[begin RECORDED DATA]

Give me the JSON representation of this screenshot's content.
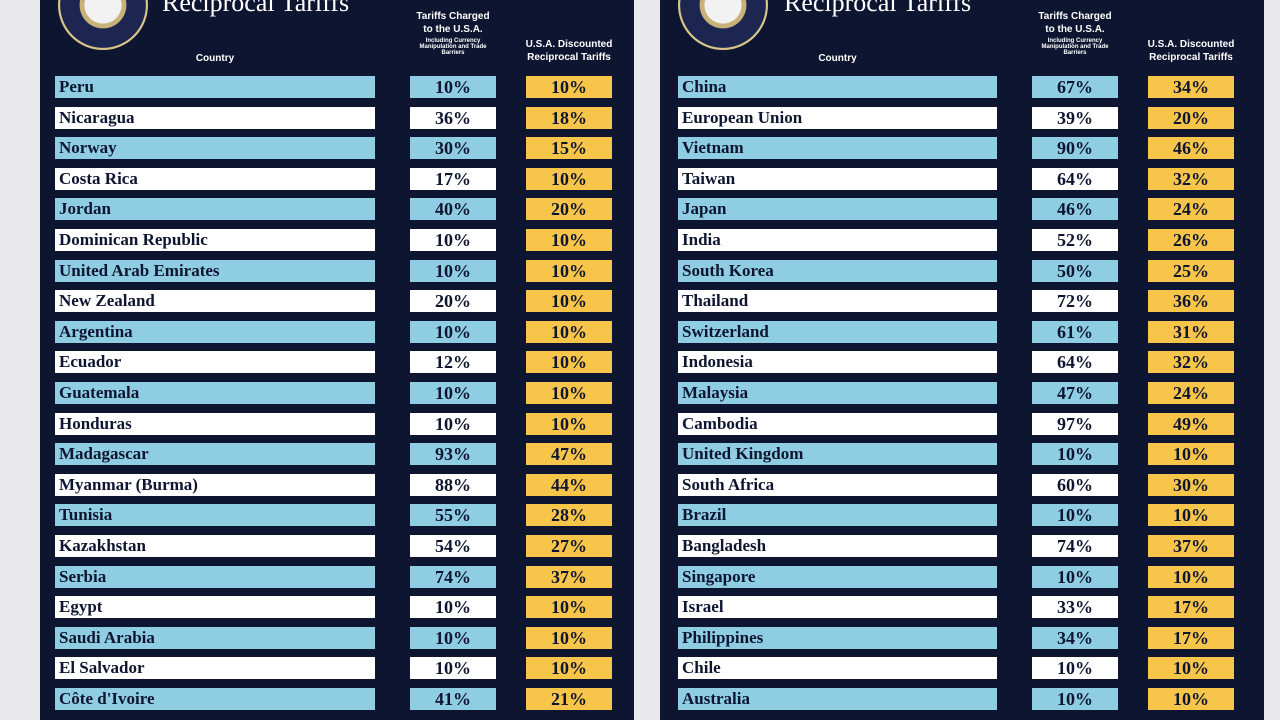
{
  "panels": [
    {
      "title": "Reciprocal Tariffs",
      "headers": {
        "country": "Country",
        "charged": "Tariffs Charged to the U.S.A.",
        "charged_note": "Including Currency Manipulation and Trade Barriers",
        "reciprocal": "U.S.A. Discounted Reciprocal Tariffs"
      },
      "rows": [
        [
          "Peru",
          "10%",
          "10%"
        ],
        [
          "Nicaragua",
          "36%",
          "18%"
        ],
        [
          "Norway",
          "30%",
          "15%"
        ],
        [
          "Costa Rica",
          "17%",
          "10%"
        ],
        [
          "Jordan",
          "40%",
          "20%"
        ],
        [
          "Dominican Republic",
          "10%",
          "10%"
        ],
        [
          "United Arab Emirates",
          "10%",
          "10%"
        ],
        [
          "New Zealand",
          "20%",
          "10%"
        ],
        [
          "Argentina",
          "10%",
          "10%"
        ],
        [
          "Ecuador",
          "12%",
          "10%"
        ],
        [
          "Guatemala",
          "10%",
          "10%"
        ],
        [
          "Honduras",
          "10%",
          "10%"
        ],
        [
          "Madagascar",
          "93%",
          "47%"
        ],
        [
          "Myanmar (Burma)",
          "88%",
          "44%"
        ],
        [
          "Tunisia",
          "55%",
          "28%"
        ],
        [
          "Kazakhstan",
          "54%",
          "27%"
        ],
        [
          "Serbia",
          "74%",
          "37%"
        ],
        [
          "Egypt",
          "10%",
          "10%"
        ],
        [
          "Saudi Arabia",
          "10%",
          "10%"
        ],
        [
          "El Salvador",
          "10%",
          "10%"
        ],
        [
          "Côte d'Ivoire",
          "41%",
          "21%"
        ]
      ]
    },
    {
      "title": "Reciprocal Tariffs",
      "headers": {
        "country": "Country",
        "charged": "Tariffs Charged to the U.S.A.",
        "charged_note": "Including Currency Manipulation and Trade Barriers",
        "reciprocal": "U.S.A. Discounted Reciprocal Tariffs"
      },
      "rows": [
        [
          "China",
          "67%",
          "34%"
        ],
        [
          "European Union",
          "39%",
          "20%"
        ],
        [
          "Vietnam",
          "90%",
          "46%"
        ],
        [
          "Taiwan",
          "64%",
          "32%"
        ],
        [
          "Japan",
          "46%",
          "24%"
        ],
        [
          "India",
          "52%",
          "26%"
        ],
        [
          "South Korea",
          "50%",
          "25%"
        ],
        [
          "Thailand",
          "72%",
          "36%"
        ],
        [
          "Switzerland",
          "61%",
          "31%"
        ],
        [
          "Indonesia",
          "64%",
          "32%"
        ],
        [
          "Malaysia",
          "47%",
          "24%"
        ],
        [
          "Cambodia",
          "97%",
          "49%"
        ],
        [
          "United Kingdom",
          "10%",
          "10%"
        ],
        [
          "South Africa",
          "60%",
          "30%"
        ],
        [
          "Brazil",
          "10%",
          "10%"
        ],
        [
          "Bangladesh",
          "74%",
          "37%"
        ],
        [
          "Singapore",
          "10%",
          "10%"
        ],
        [
          "Israel",
          "33%",
          "17%"
        ],
        [
          "Philippines",
          "34%",
          "17%"
        ],
        [
          "Chile",
          "10%",
          "10%"
        ],
        [
          "Australia",
          "10%",
          "10%"
        ]
      ]
    }
  ]
}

[end RECORDED DATA]

WORK TO COMPLETE:
Copy everything in the records above except the pictures, exactly as written.

RESULT OF THIS TASK:
Give me the JSON representation of this screenshot's content.
{
  "panels": [
    {
      "title": "Reciprocal Tariffs",
      "headers": {
        "country": "Country",
        "charged": "Tariffs Charged to the U.S.A.",
        "charged_note": "Including Currency Manipulation and Trade Barriers",
        "reciprocal": "U.S.A. Discounted Reciprocal Tariffs"
      },
      "rows": [
        [
          "Peru",
          "10%",
          "10%"
        ],
        [
          "Nicaragua",
          "36%",
          "18%"
        ],
        [
          "Norway",
          "30%",
          "15%"
        ],
        [
          "Costa Rica",
          "17%",
          "10%"
        ],
        [
          "Jordan",
          "40%",
          "20%"
        ],
        [
          "Dominican Republic",
          "10%",
          "10%"
        ],
        [
          "United Arab Emirates",
          "10%",
          "10%"
        ],
        [
          "New Zealand",
          "20%",
          "10%"
        ],
        [
          "Argentina",
          "10%",
          "10%"
        ],
        [
          "Ecuador",
          "12%",
          "10%"
        ],
        [
          "Guatemala",
          "10%",
          "10%"
        ],
        [
          "Honduras",
          "10%",
          "10%"
        ],
        [
          "Madagascar",
          "93%",
          "47%"
        ],
        [
          "Myanmar (Burma)",
          "88%",
          "44%"
        ],
        [
          "Tunisia",
          "55%",
          "28%"
        ],
        [
          "Kazakhstan",
          "54%",
          "27%"
        ],
        [
          "Serbia",
          "74%",
          "37%"
        ],
        [
          "Egypt",
          "10%",
          "10%"
        ],
        [
          "Saudi Arabia",
          "10%",
          "10%"
        ],
        [
          "El Salvador",
          "10%",
          "10%"
        ],
        [
          "Côte d'Ivoire",
          "41%",
          "21%"
        ]
      ]
    },
    {
      "title": "Reciprocal Tariffs",
      "headers": {
        "country": "Country",
        "charged": "Tariffs Charged to the U.S.A.",
        "charged_note": "Including Currency Manipulation and Trade Barriers",
        "reciprocal": "U.S.A. Discounted Reciprocal Tariffs"
      },
      "rows": [
        [
          "China",
          "67%",
          "34%"
        ],
        [
          "European Union",
          "39%",
          "20%"
        ],
        [
          "Vietnam",
          "90%",
          "46%"
        ],
        [
          "Taiwan",
          "64%",
          "32%"
        ],
        [
          "Japan",
          "46%",
          "24%"
        ],
        [
          "India",
          "52%",
          "26%"
        ],
        [
          "South Korea",
          "50%",
          "25%"
        ],
        [
          "Thailand",
          "72%",
          "36%"
        ],
        [
          "Switzerland",
          "61%",
          "31%"
        ],
        [
          "Indonesia",
          "64%",
          "32%"
        ],
        [
          "Malaysia",
          "47%",
          "24%"
        ],
        [
          "Cambodia",
          "97%",
          "49%"
        ],
        [
          "United Kingdom",
          "10%",
          "10%"
        ],
        [
          "South Africa",
          "60%",
          "30%"
        ],
        [
          "Brazil",
          "10%",
          "10%"
        ],
        [
          "Bangladesh",
          "74%",
          "37%"
        ],
        [
          "Singapore",
          "10%",
          "10%"
        ],
        [
          "Israel",
          "33%",
          "17%"
        ],
        [
          "Philippines",
          "34%",
          "17%"
        ],
        [
          "Chile",
          "10%",
          "10%"
        ],
        [
          "Australia",
          "10%",
          "10%"
        ]
      ]
    }
  ]
}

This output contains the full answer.